Task goal:
Scan the records and identify every line in which the string "السلام" occurs, then return those lines.
##### Items
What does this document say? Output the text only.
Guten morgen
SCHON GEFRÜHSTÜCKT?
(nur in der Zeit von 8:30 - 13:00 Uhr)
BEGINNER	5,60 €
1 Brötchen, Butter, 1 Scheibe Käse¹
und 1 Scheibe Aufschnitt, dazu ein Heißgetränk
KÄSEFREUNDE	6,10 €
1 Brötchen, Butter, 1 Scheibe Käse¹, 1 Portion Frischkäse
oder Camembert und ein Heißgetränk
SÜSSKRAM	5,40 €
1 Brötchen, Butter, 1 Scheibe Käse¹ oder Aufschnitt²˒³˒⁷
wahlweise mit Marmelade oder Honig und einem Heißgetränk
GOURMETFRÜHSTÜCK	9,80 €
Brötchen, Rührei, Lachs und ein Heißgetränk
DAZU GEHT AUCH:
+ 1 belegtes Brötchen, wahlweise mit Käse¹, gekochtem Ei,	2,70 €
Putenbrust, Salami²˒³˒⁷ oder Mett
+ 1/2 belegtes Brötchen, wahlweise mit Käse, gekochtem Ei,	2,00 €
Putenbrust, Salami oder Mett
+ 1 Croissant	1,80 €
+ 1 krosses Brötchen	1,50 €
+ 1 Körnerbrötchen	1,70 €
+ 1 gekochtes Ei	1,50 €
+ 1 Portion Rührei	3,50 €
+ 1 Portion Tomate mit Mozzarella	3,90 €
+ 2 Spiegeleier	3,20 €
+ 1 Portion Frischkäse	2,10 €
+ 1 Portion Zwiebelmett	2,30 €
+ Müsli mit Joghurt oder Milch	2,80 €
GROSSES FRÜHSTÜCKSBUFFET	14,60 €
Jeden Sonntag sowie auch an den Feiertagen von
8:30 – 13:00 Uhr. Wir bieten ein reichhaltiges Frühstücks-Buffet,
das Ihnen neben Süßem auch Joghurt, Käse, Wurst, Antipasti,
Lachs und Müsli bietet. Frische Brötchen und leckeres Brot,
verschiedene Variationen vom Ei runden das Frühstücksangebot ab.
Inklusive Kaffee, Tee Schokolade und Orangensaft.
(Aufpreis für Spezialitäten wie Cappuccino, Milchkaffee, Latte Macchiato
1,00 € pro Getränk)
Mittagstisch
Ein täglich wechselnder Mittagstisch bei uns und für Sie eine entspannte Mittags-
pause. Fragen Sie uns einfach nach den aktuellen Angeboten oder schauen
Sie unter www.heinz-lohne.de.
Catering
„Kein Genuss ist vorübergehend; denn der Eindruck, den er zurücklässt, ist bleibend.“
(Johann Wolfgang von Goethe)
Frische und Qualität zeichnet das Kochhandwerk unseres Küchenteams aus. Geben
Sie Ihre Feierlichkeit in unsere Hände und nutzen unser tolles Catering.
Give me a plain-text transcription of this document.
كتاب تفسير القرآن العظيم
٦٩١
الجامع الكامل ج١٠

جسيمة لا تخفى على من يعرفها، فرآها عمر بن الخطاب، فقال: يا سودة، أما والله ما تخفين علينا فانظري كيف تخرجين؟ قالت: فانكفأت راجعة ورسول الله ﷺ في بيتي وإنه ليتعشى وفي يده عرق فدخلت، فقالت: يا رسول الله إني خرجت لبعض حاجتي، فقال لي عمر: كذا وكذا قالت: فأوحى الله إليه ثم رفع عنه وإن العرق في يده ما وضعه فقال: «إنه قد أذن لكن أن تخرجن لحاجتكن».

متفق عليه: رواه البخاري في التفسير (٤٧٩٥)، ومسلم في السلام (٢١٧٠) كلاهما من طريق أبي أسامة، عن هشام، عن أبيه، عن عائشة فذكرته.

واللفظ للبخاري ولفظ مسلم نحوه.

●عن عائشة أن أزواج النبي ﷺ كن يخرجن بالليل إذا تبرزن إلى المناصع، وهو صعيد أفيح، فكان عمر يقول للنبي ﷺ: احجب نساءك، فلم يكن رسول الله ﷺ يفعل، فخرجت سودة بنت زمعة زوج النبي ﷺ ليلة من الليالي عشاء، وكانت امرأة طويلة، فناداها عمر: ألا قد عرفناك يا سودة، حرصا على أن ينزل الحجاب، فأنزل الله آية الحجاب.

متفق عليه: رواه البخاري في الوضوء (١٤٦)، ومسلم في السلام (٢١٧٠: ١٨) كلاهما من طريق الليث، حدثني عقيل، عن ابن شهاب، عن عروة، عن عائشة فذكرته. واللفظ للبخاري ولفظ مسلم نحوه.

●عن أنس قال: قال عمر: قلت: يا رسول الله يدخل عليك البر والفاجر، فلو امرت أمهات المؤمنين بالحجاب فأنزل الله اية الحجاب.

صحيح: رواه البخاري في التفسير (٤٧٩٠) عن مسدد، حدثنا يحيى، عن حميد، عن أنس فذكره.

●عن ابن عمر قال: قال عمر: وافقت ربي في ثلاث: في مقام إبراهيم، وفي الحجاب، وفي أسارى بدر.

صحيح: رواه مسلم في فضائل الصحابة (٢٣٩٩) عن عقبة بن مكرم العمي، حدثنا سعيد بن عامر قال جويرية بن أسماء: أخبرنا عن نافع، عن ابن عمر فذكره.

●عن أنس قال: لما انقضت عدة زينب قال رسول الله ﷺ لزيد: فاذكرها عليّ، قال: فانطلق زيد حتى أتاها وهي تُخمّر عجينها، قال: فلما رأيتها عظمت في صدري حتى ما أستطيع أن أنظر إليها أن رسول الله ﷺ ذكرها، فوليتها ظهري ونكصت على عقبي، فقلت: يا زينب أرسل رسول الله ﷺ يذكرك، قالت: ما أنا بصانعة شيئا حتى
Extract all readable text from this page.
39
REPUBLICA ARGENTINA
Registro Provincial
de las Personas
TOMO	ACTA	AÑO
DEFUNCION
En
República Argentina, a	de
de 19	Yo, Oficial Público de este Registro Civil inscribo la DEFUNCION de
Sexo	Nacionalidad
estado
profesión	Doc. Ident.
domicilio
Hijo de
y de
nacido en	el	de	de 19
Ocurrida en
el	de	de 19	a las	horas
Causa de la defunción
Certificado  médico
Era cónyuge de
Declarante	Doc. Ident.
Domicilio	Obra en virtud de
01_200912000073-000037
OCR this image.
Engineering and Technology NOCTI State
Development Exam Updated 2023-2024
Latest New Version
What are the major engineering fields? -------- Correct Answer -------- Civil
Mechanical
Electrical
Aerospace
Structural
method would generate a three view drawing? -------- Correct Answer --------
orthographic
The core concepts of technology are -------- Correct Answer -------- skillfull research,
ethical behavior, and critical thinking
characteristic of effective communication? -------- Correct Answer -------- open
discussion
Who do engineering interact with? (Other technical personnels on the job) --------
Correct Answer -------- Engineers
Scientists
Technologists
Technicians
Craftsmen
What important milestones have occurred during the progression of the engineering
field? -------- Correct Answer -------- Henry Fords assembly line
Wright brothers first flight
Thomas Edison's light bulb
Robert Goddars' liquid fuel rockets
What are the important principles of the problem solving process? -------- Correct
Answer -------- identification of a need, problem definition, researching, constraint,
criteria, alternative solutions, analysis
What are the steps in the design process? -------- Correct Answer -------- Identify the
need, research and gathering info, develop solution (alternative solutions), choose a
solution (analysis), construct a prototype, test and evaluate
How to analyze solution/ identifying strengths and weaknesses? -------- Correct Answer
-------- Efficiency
##########
Result:
متفق عليه: رواه البخاري في التفسير (٤٧٩٥)، ومسلم في السلام (٢١٧٠) كلاهما من طريق أبي أسامة، عن هشام، عن أبيه، عن عائشة فذكرته.
متفق عليه: رواه البخاري في الوضوء (١٤٦)، ومسلم في السلام (٢١٧٠: ١٨) كلاهما من طريق الليث، حدثني عقيل، عن ابن شهاب، عن عروة، عن عائشة فذكرته. واللفظ للبخاري ولفظ مسلم نحوه.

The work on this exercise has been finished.